#### [DOCUMENT EXTRACT]
start

On the other hand, I’m really glad Holdship doesn’t scrimp on his very specific criticisms of the book — criticisms that go beyond the bickering and deal with the evidence that every reader will have to face — which, in the end, is what actually matters.  His list of the evidence is damning enough (the lack of reviews, the emphasis on photos, photo captions written by the editors but never noted as such, endless typos, etc.), but for me, he gets to the core of the book’s problems in something that reads more like an aside: “the book was obviously sold to HarperCollins based on the rock stars featured within, not the writers.” That pretty much nails it, I think. The point of Creem was never just Iggy or Kiss or Bowie or whoever; it was Marsh on Iggy, Uhelszki on Kiss, Bangs on Bowie, etc. That’s not to say the book should’ve been compiled as one huge orgy of celebrate-the-writers, but rather, that the pieces included should’ve been chosen first and foremost for the strength of the writing, not the cachet of the artists.

Anyway, when’s that new Zoo World collection coming out already? I think I need something new to bang on about myself.

15 thoughts on “Former Creemster Bangs On About This, That, the Other Thing

  1. I actually bought the rights to the Zoo World name in 2004 but Arthur Levy has been pretty pissed off about it and he will not participate in a Zoo World website or a book.

    I know I could do it without him, but…..

  2. I believe that I read the passage alluded to in his blog some years back. I took it more as a personal blog essay or diary entry since it had less to do with formed opinion and seemed nothing but reactionary insolence at the time.

end

#### [RAW DATA]
start

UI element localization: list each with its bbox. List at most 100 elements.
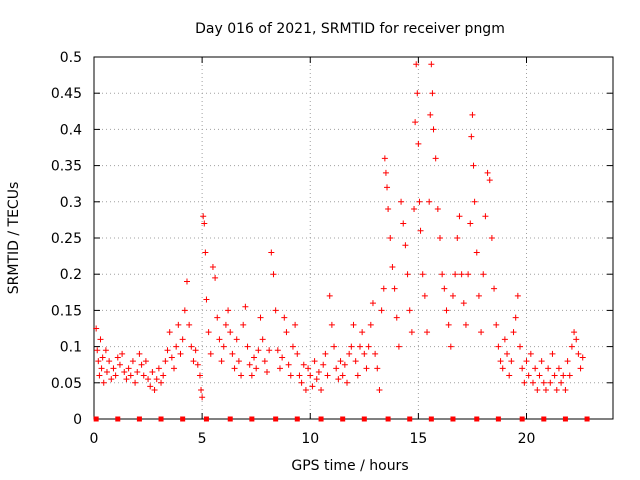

end

#### [YOUR TASKS]
1. Summarize the blog post about the Creem book in two sentences.
2. Extend the blog post about the Creem book, with its comments, from where it stops.

#### [WRITTEN RESPONSES]
1. The writer welcomes Holdship's specific criticisms of the Creem book, whose evidence includes the lack of reviews, the emphasis on photos, editor-written captions never noted as such, and endless typos. The writer agrees most with Holdship's remark that the book was sold to HarperCollins on the rock stars rather than the writers, and argues that the pieces should have been chosen for the strength of the writing, not the artists' cachet.

2.
  3. Seeing how Bill will likely not respond to me, here’s an email I wrote him yesterday:

    To me, it’s just a book. For anyone interested in rock journalism or music from era’s past, it is full of great pieces. It may contain an altered and edited version of the rag’s history. Maybe you could have done a better job. Maybe anyone could have. I liken the whole thing to a Rhino Records box set: even if it receives positive reviews and contains a lot of great music, there can still be a great deal of arguments made about what made the final cut and what did not. People who’ll talk about what should have been in the book that were not a part of the magazine will be fans, arguing in as geeky a fashion as the book editor Brian J. Bowe and I once did about which lead singer was better in The Flamin’ Groovies.

    As for CREEM’s legacy, it seems odd when anything that began as reactionary evolves into an institution concerned with legacy preservation. Nobody but critics, musicians and the occasional old timer would utter a word about CREEM had it not been for Bangs or Crowe’s film. Speaking as someone that worked on the website for several years, most I mentioned the magazine to had never heard of it, even after I mentioned Almost Famous. If I were in the same shoes as someone who worked at the publication, I would hope that I would at least be happy that my work is getting some attention. People are reading it, writing about it and talking about it. Isn’t that enough for something that ended twenty years ago?

  4. Nobody but critics, musicians and the occasional old
    timer would utter a word about CREEM had it not been for Bangs or
    Crowe’s film. Speaking as someone that worked on the website for
    several years, most I mentioned the magazine to had never heard of it, even after I mentioned Almost Famous.

    Luke, I’m afraid that I’d have to disagree with you here. I’ll wager that it’s not just “critics, musicians and old timers” like the Reverend that are paying $8 – $20 a copy for old issues of CREEM on eBay. I’ve spoken with people from all walks of life (not just the music biz) that remember CREEM fondly – heck, the rag was around almost 20 years – and there were writers just as entertaining as Bangs throughout the publication’s history (Dave Marsh, Billy Altman, Bill Holdship, John Kordosh, Rick Johnson, Susan Whitall, Jaan Uhelszki, etc).

    CREEM was original and influential, and its continued popularity can be attributed to more than just the brief period of time that any writer spent at the rag (Bangs included) or that damn movie. Perhaps if you’re a 21-year-old music fan haunting the clubs for the first time in search of the Pitchfork-approved indie-rock-band-of-the-month, CREEM is irrelevant. For the hardcore music fan, though, no matter the age, all roads lead back to CREEM. There’s no publication today (online or in the real world) that matches CREEM at its peak. Fans are in search of real music, more than what the industry is currently giving them, and they seem to be increasingly turning to old rock rags like CREEM (and CRAWDADDY, TROUSER PRESS, ZOO WORLD and ZIG ZAG) to find out about bands they might like.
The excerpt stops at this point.